---------- DATA LISTING ----------

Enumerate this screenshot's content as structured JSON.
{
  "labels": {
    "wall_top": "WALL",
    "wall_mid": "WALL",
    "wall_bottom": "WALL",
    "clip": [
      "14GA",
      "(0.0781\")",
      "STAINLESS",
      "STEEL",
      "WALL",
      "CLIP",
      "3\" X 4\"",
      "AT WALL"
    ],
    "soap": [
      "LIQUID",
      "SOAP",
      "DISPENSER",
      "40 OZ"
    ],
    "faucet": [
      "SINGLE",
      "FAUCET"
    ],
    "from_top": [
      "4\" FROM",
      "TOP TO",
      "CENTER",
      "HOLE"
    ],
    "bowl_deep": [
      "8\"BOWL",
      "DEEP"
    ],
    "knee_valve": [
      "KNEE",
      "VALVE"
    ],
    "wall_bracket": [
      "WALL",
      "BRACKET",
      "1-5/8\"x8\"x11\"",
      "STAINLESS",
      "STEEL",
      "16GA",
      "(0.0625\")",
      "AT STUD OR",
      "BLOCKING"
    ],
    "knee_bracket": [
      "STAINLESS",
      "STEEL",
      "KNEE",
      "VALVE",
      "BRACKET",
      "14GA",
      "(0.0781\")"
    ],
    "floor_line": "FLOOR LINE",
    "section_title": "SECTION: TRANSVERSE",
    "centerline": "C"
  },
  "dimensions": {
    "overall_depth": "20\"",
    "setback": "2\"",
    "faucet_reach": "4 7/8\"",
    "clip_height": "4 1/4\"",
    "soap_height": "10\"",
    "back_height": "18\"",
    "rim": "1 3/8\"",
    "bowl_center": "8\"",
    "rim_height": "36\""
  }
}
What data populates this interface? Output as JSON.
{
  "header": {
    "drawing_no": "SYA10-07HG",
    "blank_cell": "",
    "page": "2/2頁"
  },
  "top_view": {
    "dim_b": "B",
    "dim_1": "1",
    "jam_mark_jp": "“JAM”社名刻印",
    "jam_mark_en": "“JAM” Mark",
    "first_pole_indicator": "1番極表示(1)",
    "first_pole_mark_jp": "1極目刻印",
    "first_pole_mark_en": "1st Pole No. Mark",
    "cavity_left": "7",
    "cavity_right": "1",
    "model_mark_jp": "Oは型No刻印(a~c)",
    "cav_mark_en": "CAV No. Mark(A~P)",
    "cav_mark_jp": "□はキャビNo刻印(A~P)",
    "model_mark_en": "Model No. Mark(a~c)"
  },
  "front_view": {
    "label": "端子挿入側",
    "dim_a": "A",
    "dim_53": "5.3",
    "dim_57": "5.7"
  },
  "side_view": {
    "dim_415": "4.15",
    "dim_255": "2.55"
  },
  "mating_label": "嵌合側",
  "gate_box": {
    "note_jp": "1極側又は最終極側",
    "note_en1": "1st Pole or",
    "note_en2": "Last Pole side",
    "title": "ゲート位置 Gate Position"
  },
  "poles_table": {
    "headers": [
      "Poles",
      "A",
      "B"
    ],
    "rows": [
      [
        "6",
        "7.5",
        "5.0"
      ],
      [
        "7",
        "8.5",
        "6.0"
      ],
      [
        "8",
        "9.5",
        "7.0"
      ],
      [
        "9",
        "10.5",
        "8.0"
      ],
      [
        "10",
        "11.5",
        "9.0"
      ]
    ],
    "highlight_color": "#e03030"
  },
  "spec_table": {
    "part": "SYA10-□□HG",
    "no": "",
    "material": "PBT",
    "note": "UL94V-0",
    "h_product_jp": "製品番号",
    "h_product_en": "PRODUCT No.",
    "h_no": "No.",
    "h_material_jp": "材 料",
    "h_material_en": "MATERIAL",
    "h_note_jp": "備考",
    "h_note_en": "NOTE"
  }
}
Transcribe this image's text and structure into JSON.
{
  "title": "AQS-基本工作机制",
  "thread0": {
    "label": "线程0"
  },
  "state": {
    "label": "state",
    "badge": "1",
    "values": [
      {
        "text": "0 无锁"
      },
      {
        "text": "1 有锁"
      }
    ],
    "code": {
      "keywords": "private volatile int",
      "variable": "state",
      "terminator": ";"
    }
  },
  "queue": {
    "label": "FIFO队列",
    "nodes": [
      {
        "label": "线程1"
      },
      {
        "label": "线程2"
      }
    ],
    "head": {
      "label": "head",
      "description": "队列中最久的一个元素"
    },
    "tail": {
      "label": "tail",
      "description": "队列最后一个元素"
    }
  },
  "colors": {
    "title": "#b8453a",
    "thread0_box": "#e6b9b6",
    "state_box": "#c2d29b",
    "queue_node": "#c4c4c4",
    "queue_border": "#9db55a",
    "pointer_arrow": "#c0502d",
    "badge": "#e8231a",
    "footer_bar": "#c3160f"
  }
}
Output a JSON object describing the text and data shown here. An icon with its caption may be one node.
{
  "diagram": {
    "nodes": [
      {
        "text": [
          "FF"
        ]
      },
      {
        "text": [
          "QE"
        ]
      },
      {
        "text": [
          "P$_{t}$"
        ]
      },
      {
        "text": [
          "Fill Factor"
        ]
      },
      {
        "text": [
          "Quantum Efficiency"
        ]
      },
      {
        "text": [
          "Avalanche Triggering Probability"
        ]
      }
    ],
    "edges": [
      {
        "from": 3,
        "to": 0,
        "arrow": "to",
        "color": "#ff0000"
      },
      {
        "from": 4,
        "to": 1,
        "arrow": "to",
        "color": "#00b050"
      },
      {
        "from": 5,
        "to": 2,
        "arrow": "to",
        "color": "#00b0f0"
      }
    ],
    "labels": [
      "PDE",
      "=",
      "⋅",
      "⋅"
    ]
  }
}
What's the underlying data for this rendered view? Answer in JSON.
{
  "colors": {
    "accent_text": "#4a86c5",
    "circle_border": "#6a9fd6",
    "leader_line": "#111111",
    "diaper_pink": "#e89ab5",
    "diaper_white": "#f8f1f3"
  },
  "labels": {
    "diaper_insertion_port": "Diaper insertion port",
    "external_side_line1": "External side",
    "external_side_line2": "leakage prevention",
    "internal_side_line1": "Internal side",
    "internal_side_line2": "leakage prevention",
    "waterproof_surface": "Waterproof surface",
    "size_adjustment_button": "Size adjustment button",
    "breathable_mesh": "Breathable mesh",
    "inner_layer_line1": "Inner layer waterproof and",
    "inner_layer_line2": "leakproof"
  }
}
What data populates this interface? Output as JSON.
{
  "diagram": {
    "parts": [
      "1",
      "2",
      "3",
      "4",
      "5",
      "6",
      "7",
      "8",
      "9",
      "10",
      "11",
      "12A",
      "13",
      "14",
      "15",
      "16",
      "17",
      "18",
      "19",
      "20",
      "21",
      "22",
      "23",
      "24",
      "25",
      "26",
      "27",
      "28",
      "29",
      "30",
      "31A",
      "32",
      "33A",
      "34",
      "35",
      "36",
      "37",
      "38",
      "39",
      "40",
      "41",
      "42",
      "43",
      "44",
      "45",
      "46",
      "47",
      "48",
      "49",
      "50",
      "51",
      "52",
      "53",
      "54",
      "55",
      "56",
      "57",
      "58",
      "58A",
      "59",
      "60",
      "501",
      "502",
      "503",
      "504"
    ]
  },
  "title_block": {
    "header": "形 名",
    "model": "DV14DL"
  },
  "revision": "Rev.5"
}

----------

▶ [PROBLEM TO WORK ON]: Find and copy each line above that includes the string "this".

▶ [EXPECTED ANSWER]:
Enumerate this screenshot's content as structured JSON.
What data populates this interface? Output as JSON.
Transcribe this image's text and structure into JSON.
What's the underlying data for this rendered view? Answer in JSON.
What data populates this interface? Output as JSON.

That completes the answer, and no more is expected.